### Input material:
····················

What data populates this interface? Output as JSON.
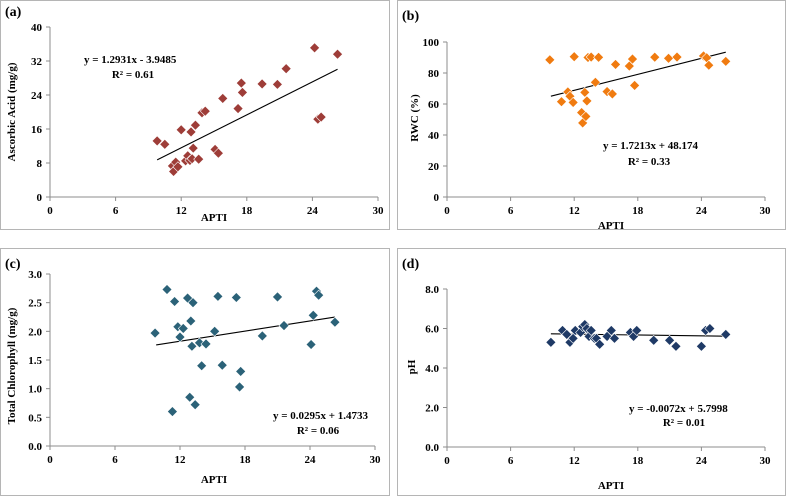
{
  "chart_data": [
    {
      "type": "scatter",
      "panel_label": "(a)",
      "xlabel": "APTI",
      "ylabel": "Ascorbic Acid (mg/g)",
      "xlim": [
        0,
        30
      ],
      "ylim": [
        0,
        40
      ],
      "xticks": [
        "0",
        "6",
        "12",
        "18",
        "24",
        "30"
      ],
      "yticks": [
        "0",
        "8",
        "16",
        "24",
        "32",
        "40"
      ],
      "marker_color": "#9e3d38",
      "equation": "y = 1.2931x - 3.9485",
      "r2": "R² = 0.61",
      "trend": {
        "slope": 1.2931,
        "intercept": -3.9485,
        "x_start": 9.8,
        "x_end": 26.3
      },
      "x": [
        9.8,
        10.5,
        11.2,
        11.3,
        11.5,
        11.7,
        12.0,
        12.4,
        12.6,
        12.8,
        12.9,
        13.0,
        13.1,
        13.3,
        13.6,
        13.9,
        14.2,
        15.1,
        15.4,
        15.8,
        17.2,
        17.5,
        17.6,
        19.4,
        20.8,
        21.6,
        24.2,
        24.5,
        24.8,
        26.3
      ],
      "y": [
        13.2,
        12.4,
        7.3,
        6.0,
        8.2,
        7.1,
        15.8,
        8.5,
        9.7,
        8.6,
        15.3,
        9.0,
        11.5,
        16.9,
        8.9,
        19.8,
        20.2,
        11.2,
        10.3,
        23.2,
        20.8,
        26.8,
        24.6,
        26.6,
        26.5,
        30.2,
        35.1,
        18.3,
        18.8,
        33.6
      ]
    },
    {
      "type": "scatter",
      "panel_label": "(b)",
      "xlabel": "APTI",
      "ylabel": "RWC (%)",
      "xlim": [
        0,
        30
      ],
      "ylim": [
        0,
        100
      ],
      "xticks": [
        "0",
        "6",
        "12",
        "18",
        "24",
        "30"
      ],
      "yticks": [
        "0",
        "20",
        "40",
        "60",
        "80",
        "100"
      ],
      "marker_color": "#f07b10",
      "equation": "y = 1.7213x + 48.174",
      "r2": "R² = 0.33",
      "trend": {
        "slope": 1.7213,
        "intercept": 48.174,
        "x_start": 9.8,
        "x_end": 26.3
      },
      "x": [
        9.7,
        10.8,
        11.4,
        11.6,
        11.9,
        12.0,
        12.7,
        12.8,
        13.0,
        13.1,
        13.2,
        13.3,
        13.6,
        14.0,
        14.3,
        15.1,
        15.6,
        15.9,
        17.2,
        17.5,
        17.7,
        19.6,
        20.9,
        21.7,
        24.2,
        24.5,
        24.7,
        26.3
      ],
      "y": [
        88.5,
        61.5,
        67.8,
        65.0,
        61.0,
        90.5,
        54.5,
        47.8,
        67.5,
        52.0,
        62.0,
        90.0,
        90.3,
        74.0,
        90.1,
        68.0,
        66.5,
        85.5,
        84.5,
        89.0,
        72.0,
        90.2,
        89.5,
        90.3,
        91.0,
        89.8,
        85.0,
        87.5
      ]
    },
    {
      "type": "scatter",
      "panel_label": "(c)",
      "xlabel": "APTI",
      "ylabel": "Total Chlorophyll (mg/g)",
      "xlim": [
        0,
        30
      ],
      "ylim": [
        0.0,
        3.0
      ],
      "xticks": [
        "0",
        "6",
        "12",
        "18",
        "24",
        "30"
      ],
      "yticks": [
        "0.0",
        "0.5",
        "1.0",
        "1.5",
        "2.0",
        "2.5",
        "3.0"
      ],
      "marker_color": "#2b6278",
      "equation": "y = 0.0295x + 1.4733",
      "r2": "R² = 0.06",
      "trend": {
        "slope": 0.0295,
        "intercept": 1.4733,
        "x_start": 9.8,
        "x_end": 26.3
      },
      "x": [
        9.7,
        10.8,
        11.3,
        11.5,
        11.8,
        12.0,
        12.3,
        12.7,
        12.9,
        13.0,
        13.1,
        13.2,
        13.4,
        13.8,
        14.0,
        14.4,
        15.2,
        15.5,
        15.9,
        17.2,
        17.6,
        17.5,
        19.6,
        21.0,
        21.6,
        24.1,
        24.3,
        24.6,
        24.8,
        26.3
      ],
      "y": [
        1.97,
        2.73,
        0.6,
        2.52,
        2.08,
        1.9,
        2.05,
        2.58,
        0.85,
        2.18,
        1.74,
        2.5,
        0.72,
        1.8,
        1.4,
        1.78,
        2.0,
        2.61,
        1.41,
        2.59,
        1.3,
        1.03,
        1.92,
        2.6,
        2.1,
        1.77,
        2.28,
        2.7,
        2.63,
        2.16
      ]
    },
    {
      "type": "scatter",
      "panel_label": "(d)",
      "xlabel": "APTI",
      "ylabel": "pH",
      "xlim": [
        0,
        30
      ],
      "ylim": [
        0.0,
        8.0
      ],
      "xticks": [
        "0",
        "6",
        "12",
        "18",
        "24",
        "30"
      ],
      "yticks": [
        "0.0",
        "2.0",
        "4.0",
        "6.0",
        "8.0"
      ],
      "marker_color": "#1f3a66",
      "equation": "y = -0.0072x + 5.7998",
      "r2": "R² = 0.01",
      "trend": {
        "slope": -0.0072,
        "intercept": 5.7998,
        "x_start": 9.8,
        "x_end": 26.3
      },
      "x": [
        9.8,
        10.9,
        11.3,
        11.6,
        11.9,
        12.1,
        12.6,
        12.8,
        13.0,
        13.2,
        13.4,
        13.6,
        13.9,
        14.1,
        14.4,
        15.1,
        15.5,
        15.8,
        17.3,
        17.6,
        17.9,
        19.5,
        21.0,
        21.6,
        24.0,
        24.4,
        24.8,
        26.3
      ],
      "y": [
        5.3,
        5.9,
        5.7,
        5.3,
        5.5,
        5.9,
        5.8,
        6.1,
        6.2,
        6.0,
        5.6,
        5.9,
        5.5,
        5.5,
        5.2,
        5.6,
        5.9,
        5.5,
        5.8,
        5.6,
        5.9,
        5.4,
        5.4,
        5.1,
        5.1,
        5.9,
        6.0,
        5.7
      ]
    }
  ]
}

····················

### Aim of the exercise:
Reproduce every line of the listing above in which the string "slope" appears.

### The solution:
        "slope": 1.2931,
        "slope": 1.7213,
        "slope": 0.0295,
        "slope": -0.0072,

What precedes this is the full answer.